TASK DETAILS
Copy each line of the material below that includes the string "Mechaniker".

RECORDS PROVIDED

################

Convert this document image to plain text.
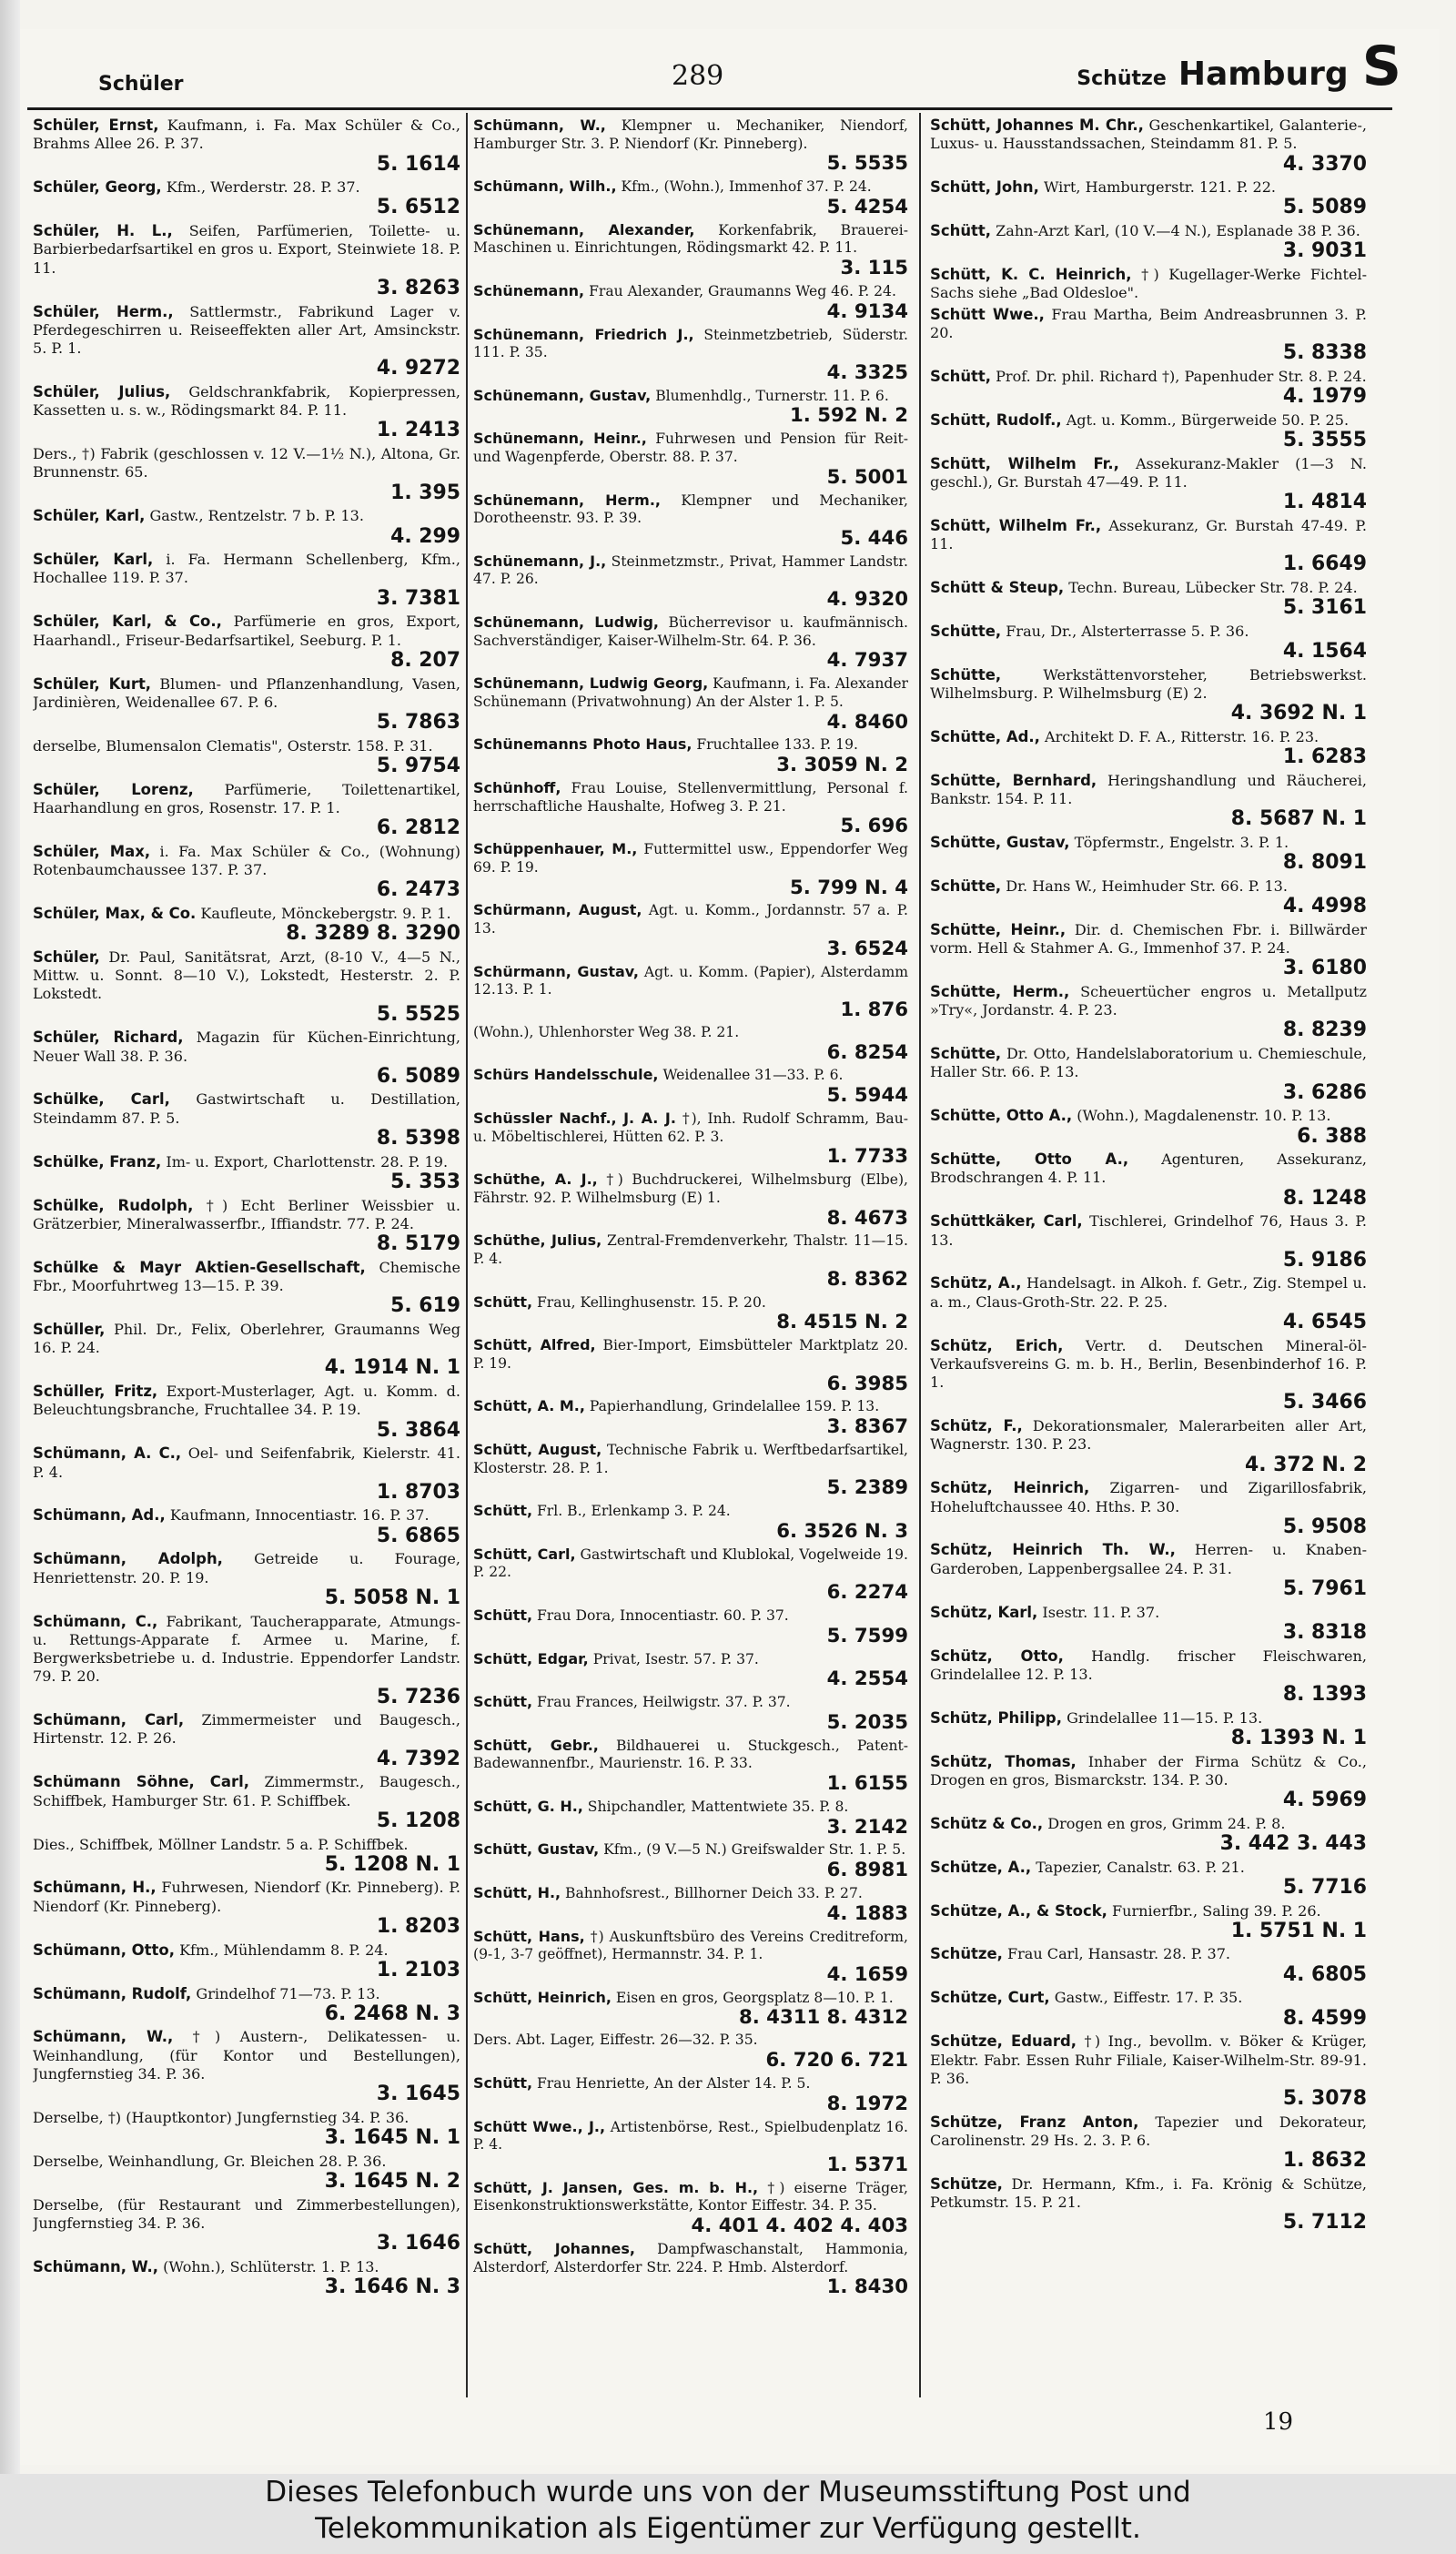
Schüler	289	Schütze Hamburg S
Schüler, Ernst, Kaufmann, i. Fa. Max Schüler & Co., Brahms Allee 26. P. 37.
5. 1614
Schüler, Georg, Kfm., Werderstr. 28. P. 37.
5. 6512
Schüler, H. L., Seifen, Parfümerien, Toilette- u. Barbierbedarfsartikel en gros u. Export, Steinwiete 18. P. 11.
3. 8263
Schüler, Herm., Sattlermstr., Fabrikund Lager v. Pferdegeschirren u. Reiseeffekten aller Art, Amsinckstr. 5. P. 1.
4. 9272
Schüler, Julius, Geldschrankfabrik, Kopierpressen, Kassetten u. s. w., Rödingsmarkt 84. P. 11.
1. 2413
Ders., †) Fabrik (geschlossen v. 12 V.—1½ N.), Altona, Gr. Brunnenstr. 65.
1. 395
Schüler, Karl, Gastw., Rentzelstr. 7 b. P. 13.
4. 299
Schüler, Karl, i. Fa. Hermann Schellenberg, Kfm., Hochallee 119. P. 37.
3. 7381
Schüler, Karl, & Co., Parfümerie en gros, Export, Haarhandl., Friseur-Bedarfsartikel, Seeburg. P. 1.
8. 207
Schüler, Kurt, Blumen- und Pflanzenhandlung, Vasen, Jardinièren, Weidenallee 67. P. 6.
5. 7863
derselbe, Blumensalon Clematis", Osterstr. 158. P. 31.
5. 9754
Schüler, Lorenz, Parfümerie, Toilettenartikel, Haarhandlung en gros, Rosenstr. 17. P. 1.
6. 2812
Schüler, Max, i. Fa. Max Schüler & Co., (Wohnung) Rotenbaumchaussee 137. P. 37.
6. 2473
Schüler, Max, & Co. Kaufleute, Mönckebergstr. 9. P. 1.
8. 3289 8. 3290
Schüler, Dr. Paul, Sanitätsrat, Arzt, (8-10 V., 4—5 N., Mittw. u. Sonnt. 8—10 V.), Lokstedt, Hesterstr. 2. P. Lokstedt.
5. 5525
Schüler, Richard, Magazin für Küchen-Einrichtung, Neuer Wall 38. P. 36.
6. 5089
Schülke, Carl, Gastwirtschaft u. Destillation, Steindamm 87. P. 5.
8. 5398
Schülke, Franz, Im- u. Export, Charlottenstr. 28. P. 19.
5. 353
Schülke, Rudolph, †) Echt Berliner Weissbier u. Grätzerbier, Mineralwasserfbr., Iffiandstr. 77. P. 24.
8. 5179
Schülke & Mayr Aktien-Gesellschaft, Chemische Fbr., Moorfuhrtweg 13—15. P. 39.
5. 619
Schüller, Phil. Dr., Felix, Oberlehrer, Graumanns Weg 16. P. 24.
4. 1914 N. 1
Schüller, Fritz, Export-Musterlager, Agt. u. Komm. d. Beleuchtungsbranche, Fruchtallee 34. P. 19.
5. 3864
Schümann, A. C., Oel- und Seifenfabrik, Kielerstr. 41. P. 4.
1. 8703
Schümann, Ad., Kaufmann, Innocentiastr. 16. P. 37.
5. 6865
Schümann, Adolph, Getreide u. Fourage, Henriettenstr. 20. P. 19.
5. 5058 N. 1
Schümann, C., Fabrikant, Taucherapparate, Atmungs- u. Rettungs-Apparate f. Armee u. Marine, f. Bergwerksbetriebe u. d. Industrie. Eppendorfer Landstr. 79. P. 20.
5. 7236
Schümann, Carl, Zimmermeister und Baugesch., Hirtenstr. 12. P. 26.
4. 7392
Schümann Söhne, Carl, Zimmermstr., Baugesch., Schiffbek, Hamburger Str. 61. P. Schiffbek.
5. 1208
Dies., Schiffbek, Möllner Landstr. 5 a. P. Schiffbek.
5. 1208 N. 1
Schümann, H., Fuhrwesen, Niendorf (Kr. Pinneberg). P. Niendorf (Kr. Pinneberg).
1. 8203
Schümann, Otto, Kfm., Mühlendamm 8. P. 24.
1. 2103
Schümann, Rudolf, Grindelhof 71—73. P. 13.
6. 2468 N. 3
Schümann, W., †) Austern-, Delikatessen- u. Weinhandlung, (für Kontor und Bestellungen), Jungfernstieg 34. P. 36.
3. 1645
Derselbe, †) (Hauptkontor) Jungfernstieg 34. P. 36.
3. 1645 N. 1
Derselbe, Weinhandlung, Gr. Bleichen 28. P. 36.
3. 1645 N. 2
Derselbe, (für Restaurant und Zimmerbestellungen), Jungfernstieg 34. P. 36.
3. 1646
Schümann, W., (Wohn.), Schlüterstr. 1. P. 13.
3. 1646 N. 3
Schümann, W., Klempner u. Mechaniker, Niendorf, Hamburger Str. 3. P. Niendorf (Kr. Pinneberg).
5. 5535
Schümann, Wilh., Kfm., (Wohn.), Immenhof 37. P. 24.
5. 4254
Schünemann, Alexander, Korkenfabrik, Brauerei-Maschinen u. Einrichtungen, Rödingsmarkt 42. P. 11.
3. 115
Schünemann, Frau Alexander, Graumanns Weg 46. P. 24.
4. 9134
Schünemann, Friedrich J., Steinmetzbetrieb, Süderstr. 111. P. 35.
4. 3325
Schünemann, Gustav, Blumenhdlg., Turnerstr. 11. P. 6.
1. 592 N. 2
Schünemann, Heinr., Fuhrwesen und Pension für Reit- und Wagenpferde, Oberstr. 88. P. 37.
5. 5001
Schünemann, Herm., Klempner und Mechaniker, Dorotheenstr. 93. P. 39.
5. 446
Schünemann, J., Steinmetzmstr., Privat, Hammer Landstr. 47. P. 26.
4. 9320
Schünemann, Ludwig, Bücherrevisor u. kaufmännisch. Sachverständiger, Kaiser-Wilhelm-Str. 64. P. 36.
4. 7937
Schünemann, Ludwig Georg, Kaufmann, i. Fa. Alexander Schünemann (Privatwohnung) An der Alster 1. P. 5.
4. 8460
Schünemanns Photo Haus, Fruchtallee 133. P. 19.
3. 3059 N. 2
Schünhoff, Frau Louise, Stellenvermittlung, Personal f. herrschaftliche Haushalte, Hofweg 3. P. 21.
5. 696
Schüppenhauer, M., Futtermittel usw., Eppendorfer Weg 69. P. 19.
5. 799 N. 4
Schürmann, August, Agt. u. Komm., Jordannstr. 57 a. P. 13.
3. 6524
Schürmann, Gustav, Agt. u. Komm. (Papier), Alsterdamm 12.13. P. 1.
1. 876
(Wohn.), Uhlenhorster Weg 38. P. 21.
6. 8254
Schürs Handelsschule, Weidenallee 31—33. P. 6.
5. 5944
Schüssler Nachf., J. A. J. †), Inh. Rudolf Schramm, Bau- u. Möbeltischlerei, Hütten 62. P. 3.
1. 7733
Schüthe, A. J., †) Buchdruckerei, Wilhelmsburg (Elbe), Fährstr. 92. P. Wilhelmsburg (E) 1.
8. 4673
Schüthe, Julius, Zentral-Fremdenverkehr, Thalstr. 11—15. P. 4.
8. 8362
Schütt, Frau, Kellinghusenstr. 15. P. 20.
8. 4515 N. 2
Schütt, Alfred, Bier-Import, Eimsbütteler Marktplatz 20. P. 19.
6. 3985
Schütt, A. M., Papierhandlung, Grindelallee 159. P. 13.
3. 8367
Schütt, August, Technische Fabrik u. Werftbedarfsartikel, Klosterstr. 28. P. 1.
5. 2389
Schütt, Frl. B., Erlenkamp 3. P. 24.
6. 3526 N. 3
Schütt, Carl, Gastwirtschaft und Klublokal, Vogelweide 19. P. 22.
6. 2274
Schütt, Frau Dora, Innocentiastr. 60. P. 37.
5. 7599
Schütt, Edgar, Privat, Isestr. 57. P. 37.
4. 2554
Schütt, Frau Frances, Heilwigstr. 37. P. 37.
5. 2035
Schütt, Gebr., Bildhauerei u. Stuckgesch., Patent-Badewannenfbr., Maurienstr. 16. P. 33.
1. 6155
Schütt, G. H., Shipchandler, Mattentwiete 35. P. 8.
3. 2142
Schütt, Gustav, Kfm., (9 V.—5 N.) Greifswalder Str. 1. P. 5.
6. 8981
Schütt, H., Bahnhofsrest., Billhorner Deich 33. P. 27.
4. 1883
Schütt, Hans, †) Auskunftsbüro des Vereins Creditreform, (9-1, 3-7 geöffnet), Hermannstr. 34. P. 1.
4. 1659
Schütt, Heinrich, Eisen en gros, Georgsplatz 8—10. P. 1.
8. 4311 8. 4312
Ders. Abt. Lager, Eiffestr. 26—32. P. 35.
6. 720 6. 721
Schütt, Frau Henriette, An der Alster 14. P. 5.
8. 1972
Schütt Wwe., J., Artistenbörse, Rest., Spielbudenplatz 16. P. 4.
1. 5371
Schütt, J. Jansen, Ges. m. b. H., †) eiserne Träger, Eisenkonstruktionswerkstätte, Kontor Eiffestr. 34. P. 35.
4. 401 4. 402 4. 403
Schütt, Johannes, Dampfwaschanstalt, Hammonia, Alsterdorf, Alsterdorfer Str. 224. P. Hmb. Alsterdorf.
1. 8430
Schütt, Johannes M. Chr., Geschenkartikel, Galanterie-, Luxus- u. Hausstandssachen, Steindamm 81. P. 5.
4. 3370
Schütt, John, Wirt, Hamburgerstr. 121. P. 22.
5. 5089
Schütt, Zahn-Arzt Karl, (10 V.—4 N.), Esplanade 38 P. 36.
3. 9031
Schütt, K. C. Heinrich, †) Kugellager-Werke Fichtel-Sachs siehe „Bad Oldesloe".
Schütt Wwe., Frau Martha, Beim Andreasbrunnen 3. P. 20.
5. 8338
Schütt, Prof. Dr. phil. Richard †), Papenhuder Str. 8. P. 24.
4. 1979
Schütt, Rudolf., Agt. u. Komm., Bürgerweide 50. P. 25.
5. 3555
Schütt, Wilhelm Fr., Assekuranz-Makler (1—3 N. geschl.), Gr. Burstah 47—49. P. 11.
1. 4814
Schütt, Wilhelm Fr., Assekuranz, Gr. Burstah 47-49. P. 11.
1. 6649
Schütt & Steup, Techn. Bureau, Lübecker Str. 78. P. 24.
5. 3161
Schütte, Frau, Dr., Alsterterrasse 5. P. 36.
4. 1564
Schütte,	Werkstättenvorsteher, Betriebswerkst. Wilhelmsburg. P. Wilhelmsburg (E) 2.
4. 3692 N. 1
Schütte, Ad., Architekt D. F. A., Ritterstr. 16. P. 23.
1. 6283
Schütte, Bernhard, Heringshandlung und Räucherei, Bankstr. 154. P. 11.
8. 5687 N. 1
Schütte, Gustav, Töpfermstr., Engelstr. 3. P. 1.
8. 8091
Schütte, Dr. Hans W., Heimhuder Str. 66. P. 13.
4. 4998
Schütte, Heinr., Dir. d. Chemischen Fbr. i. Billwärder vorm. Hell & Stahmer A. G., Immenhof 37. P. 24.
3. 6180
Schütte, Herm., Scheuertücher engros u. Metallputz »Try«, Jordanstr. 4. P. 23.
8. 8239
Schütte, Dr. Otto, Handelslaboratorium u. Chemieschule, Haller Str. 66. P. 13.
3. 6286
Schütte, Otto A., (Wohn.), Magdalenenstr. 10. P. 13.
6. 388
Schütte, Otto A., Agenturen, Assekuranz, Brodschrangen 4. P. 11.
8. 1248
Schüttkäker, Carl, Tischlerei, Grindelhof 76, Haus 3. P. 13.
5. 9186
Schütz, A., Handelsagt. in Alkoh. f. Getr., Zig. Stempel u. a. m., Claus-Groth-Str. 22. P. 25.
4. 6545
Schütz, Erich, Vertr. d. Deutschen Mineral-öl-Verkaufsvereins G. m. b. H., Berlin, Besenbinderhof 16. P. 1.
5. 3466
Schütz, F., Dekorationsmaler, Malerarbeiten aller Art, Wagnerstr. 130. P. 23.
4. 372 N. 2
Schütz, Heinrich, Zigarren- und Zigarillosfabrik, Hoheluftchaussee 40. Hths. P. 30.
5. 9508
Schütz, Heinrich Th. W., Herren- u. Knaben-Garderoben, Lappenbergsallee 24. P. 31.
5. 7961
Schütz, Karl, Isestr. 11. P. 37.
3. 8318
Schütz, Otto, Handlg. frischer Fleischwaren, Grindelallee 12. P. 13.
8. 1393
Schütz, Philipp, Grindelallee 11—15. P. 13.
8. 1393 N. 1
Schütz, Thomas, Inhaber der Firma Schütz & Co., Drogen en gros, Bismarckstr. 134. P. 30.
4. 5969
Schütz & Co., Drogen en gros, Grimm 24. P. 8.
3. 442 3. 443
Schütze, A., Tapezier, Canalstr. 63. P. 21.
5. 7716
Schütze, A., & Stock, Furnierfbr., Saling 39. P. 26.
1. 5751 N. 1
Schütze, Frau Carl, Hansastr. 28. P. 37.
4. 6805
Schütze, Curt, Gastw., Eiffestr. 17. P. 35.
8. 4599
Schütze, Eduard, †) Ing., bevollm. v. Böker & Krüger, Elektr. Fabr. Essen Ruhr Filiale, Kaiser-Wilhelm-Str. 89-91. P. 36.
5. 3078
Schütze, Franz Anton, Tapezier und Dekorateur, Carolinenstr. 29 Hs. 2. 3. P. 6.
1. 8632
Schütze, Dr. Hermann, Kfm., i. Fa. Krönig & Schütze, Petkumstr. 15. P. 21.
5. 7112
19
Dieses Telefonbuch wurde uns von der Museumsstiftung Post und
Telekommunikation als Eigentümer zur Verfügung gestellt.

################

RESULT BELOW
Schümann, W., Klempner u. Mechaniker, Niendorf, Hamburger Str. 3. P. Niendorf (Kr. Pinneberg).
Schünemann, Herm., Klempner und Mechaniker, Dorotheenstr. 93. P. 39.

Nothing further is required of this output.